## START MATERIAL FOR THE TASK
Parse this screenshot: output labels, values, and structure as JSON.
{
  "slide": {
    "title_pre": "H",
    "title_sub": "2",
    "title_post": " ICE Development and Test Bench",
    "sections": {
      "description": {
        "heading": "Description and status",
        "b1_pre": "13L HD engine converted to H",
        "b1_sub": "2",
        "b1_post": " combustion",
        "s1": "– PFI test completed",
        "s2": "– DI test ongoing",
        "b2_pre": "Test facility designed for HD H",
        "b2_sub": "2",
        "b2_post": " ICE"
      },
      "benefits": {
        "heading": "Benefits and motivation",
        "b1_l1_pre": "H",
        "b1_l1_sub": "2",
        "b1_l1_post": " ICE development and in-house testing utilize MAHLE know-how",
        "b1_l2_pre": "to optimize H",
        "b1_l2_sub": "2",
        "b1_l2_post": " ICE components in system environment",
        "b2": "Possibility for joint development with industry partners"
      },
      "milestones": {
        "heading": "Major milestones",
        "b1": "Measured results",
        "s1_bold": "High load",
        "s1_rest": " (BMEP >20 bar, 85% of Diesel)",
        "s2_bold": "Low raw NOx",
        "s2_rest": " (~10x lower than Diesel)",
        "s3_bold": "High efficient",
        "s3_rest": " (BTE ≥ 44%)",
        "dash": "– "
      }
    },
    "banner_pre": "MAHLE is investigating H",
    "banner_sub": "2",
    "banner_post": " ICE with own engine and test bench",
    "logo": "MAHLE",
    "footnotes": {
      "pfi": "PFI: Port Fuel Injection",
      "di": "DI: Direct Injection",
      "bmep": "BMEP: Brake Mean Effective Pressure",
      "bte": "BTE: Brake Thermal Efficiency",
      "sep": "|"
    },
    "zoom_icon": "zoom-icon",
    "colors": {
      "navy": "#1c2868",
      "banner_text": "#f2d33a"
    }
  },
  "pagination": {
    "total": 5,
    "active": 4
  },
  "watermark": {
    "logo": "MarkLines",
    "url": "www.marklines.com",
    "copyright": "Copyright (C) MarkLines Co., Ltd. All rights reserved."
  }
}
## END MATERIAL FOR THE TASK
(EXERCISE DESCRIPTION):
Copy all of the material word for word.

(COMPLETE OUTPUT):
Parse this screenshot: output labels, values, and structure as JSON.
{
  "slide": {
    "title_pre": "H",
    "title_sub": "2",
    "title_post": " ICE Development and Test Bench",
    "sections": {
      "description": {
        "heading": "Description and status",
        "b1_pre": "13L HD engine converted to H",
        "b1_sub": "2",
        "b1_post": " combustion",
        "s1": "– PFI test completed",
        "s2": "– DI test ongoing",
        "b2_pre": "Test facility designed for HD H",
        "b2_sub": "2",
        "b2_post": " ICE"
      },
      "benefits": {
        "heading": "Benefits and motivation",
        "b1_l1_pre": "H",
        "b1_l1_sub": "2",
        "b1_l1_post": " ICE development and in-house testing utilize MAHLE know-how",
        "b1_l2_pre": "to optimize H",
        "b1_l2_sub": "2",
        "b1_l2_post": " ICE components in system environment",
        "b2": "Possibility for joint development with industry partners"
      },
      "milestones": {
        "heading": "Major milestones",
        "b1": "Measured results",
        "s1_bold": "High load",
        "s1_rest": " (BMEP >20 bar, 85% of Diesel)",
        "s2_bold": "Low raw NOx",
        "s2_rest": " (~10x lower than Diesel)",
        "s3_bold": "High efficient",
        "s3_rest": " (BTE ≥ 44%)",
        "dash": "– "
      }
    },
    "banner_pre": "MAHLE is investigating H",
    "banner_sub": "2",
    "banner_post": " ICE with own engine and test bench",
    "logo": "MAHLE",
    "footnotes": {
      "pfi": "PFI: Port Fuel Injection",
      "di": "DI: Direct Injection",
      "bmep": "BMEP: Brake Mean Effective Pressure",
      "bte": "BTE: Brake Thermal Efficiency",
      "sep": "|"
    },
    "zoom_icon": "zoom-icon",
    "colors": {
      "navy": "#1c2868",
      "banner_text": "#f2d33a"
    }
  },
  "pagination": {
    "total": 5,
    "active": 4
  },
  "watermark": {
    "logo": "MarkLines",
    "url": "www.marklines.com",
    "copyright": "Copyright (C) MarkLines Co., Ltd. All rights reserved."
  }
}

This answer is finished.